_STATED TASK_
Quote, verbatim, all material below, without pictures.

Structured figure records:
------------------------
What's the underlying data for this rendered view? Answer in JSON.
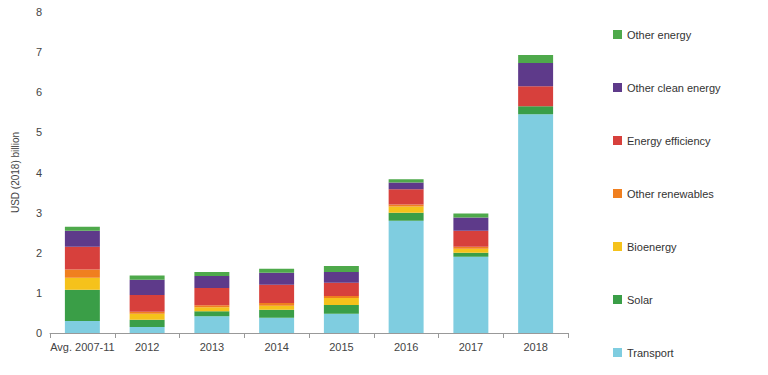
{
  "chart_data": {
    "type": "bar",
    "stacked": true,
    "y_label": "USD (2018) billion",
    "categories": [
      "Avg. 2007-11",
      "2012",
      "2013",
      "2014",
      "2015",
      "2016",
      "2017",
      "2018"
    ],
    "series": [
      {
        "name": "Transport",
        "color": "#7fcde0",
        "values": [
          0.3,
          0.15,
          0.42,
          0.38,
          0.48,
          2.8,
          1.9,
          5.45
        ]
      },
      {
        "name": "Solar",
        "color": "#3a9e47",
        "values": [
          0.78,
          0.18,
          0.12,
          0.2,
          0.22,
          0.2,
          0.1,
          0.2
        ]
      },
      {
        "name": "Bioenergy",
        "color": "#f5c21b",
        "values": [
          0.3,
          0.15,
          0.1,
          0.1,
          0.17,
          0.15,
          0.1,
          0.0
        ]
      },
      {
        "name": "Other renewables",
        "color": "#f07f1f",
        "values": [
          0.2,
          0.05,
          0.05,
          0.07,
          0.05,
          0.05,
          0.05,
          0.0
        ]
      },
      {
        "name": "Energy efficiency",
        "color": "#d7403c",
        "values": [
          0.57,
          0.42,
          0.43,
          0.45,
          0.33,
          0.38,
          0.4,
          0.5
        ]
      },
      {
        "name": "Other clean energy",
        "color": "#5e3a8a",
        "values": [
          0.4,
          0.38,
          0.3,
          0.3,
          0.27,
          0.17,
          0.33,
          0.58
        ]
      },
      {
        "name": "Other energy",
        "color": "#4ea94b",
        "values": [
          0.1,
          0.1,
          0.1,
          0.1,
          0.15,
          0.08,
          0.1,
          0.2
        ]
      }
    ],
    "ylim": [
      0,
      8
    ],
    "yticks": [
      0,
      1,
      2,
      3,
      4,
      5,
      6,
      7,
      8
    ],
    "grid": false,
    "legend": "right"
  }
}
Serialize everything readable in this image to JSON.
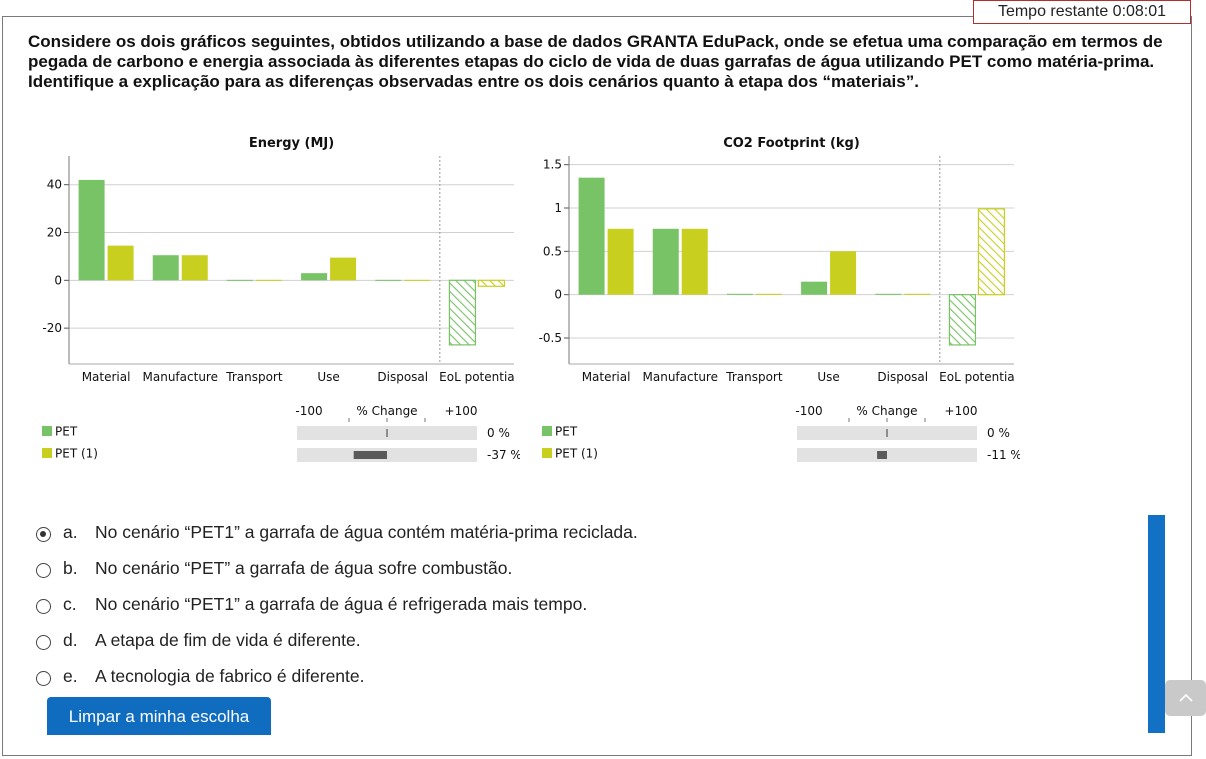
------------------------
_RIGHT ANSWER_
What's the underlying data for this rendered view? Answer in JSON.
{
  "chart_data": {
    "type": "bar",
    "stacked": true,
    "y_label": "USD (2018) billion",
    "categories": [
      "Avg. 2007-11",
      "2012",
      "2013",
      "2014",
      "2015",
      "2016",
      "2017",
      "2018"
    ],
    "series": [
      {
        "name": "Transport",
        "color": "#7fcde0",
        "values": [
          0.3,
          0.15,
          0.42,
          0.38,
          0.48,
          2.8,
          1.9,
          5.45
        ]
      },
      {
        "name": "Solar",
        "color": "#3a9e47",
        "values": [
          0.78,
          0.18,
          0.12,
          0.2,
          0.22,
          0.2,
          0.1,
          0.2
        ]
      },
      {
        "name": "Bioenergy",
        "color": "#f5c21b",
        "values": [
          0.3,
          0.15,
          0.1,
          0.1,
          0.17,
          0.15,
          0.1,
          0.0
        ]
      },
      {
        "name": "Other renewables",
        "color": "#f07f1f",
        "values": [
          0.2,
          0.05,
          0.05,
          0.07,
          0.05,
          0.05,
          0.05,
          0.0
        ]
      },
      {
        "name": "Energy efficiency",
        "color": "#d7403c",
        "values": [
          0.57,
          0.42,
          0.43,
          0.45,
          0.33,
          0.38,
          0.4,
          0.5
        ]
      },
      {
        "name": "Other clean energy",
        "color": "#5e3a8a",
        "values": [
          0.4,
          0.38,
          0.3,
          0.3,
          0.27,
          0.17,
          0.33,
          0.58
        ]
      },
      {
        "name": "Other energy",
        "color": "#4ea94b",
        "values": [
          0.1,
          0.1,
          0.1,
          0.1,
          0.15,
          0.08,
          0.1,
          0.2
        ]
      }
    ],
    "ylim": [
      0,
      8
    ],
    "yticks": [
      0,
      1,
      2,
      3,
      4,
      5,
      6,
      7,
      8
    ],
    "grid": false,
    "legend": "right"
  }
}
Serialize everything readable in this image to JSON.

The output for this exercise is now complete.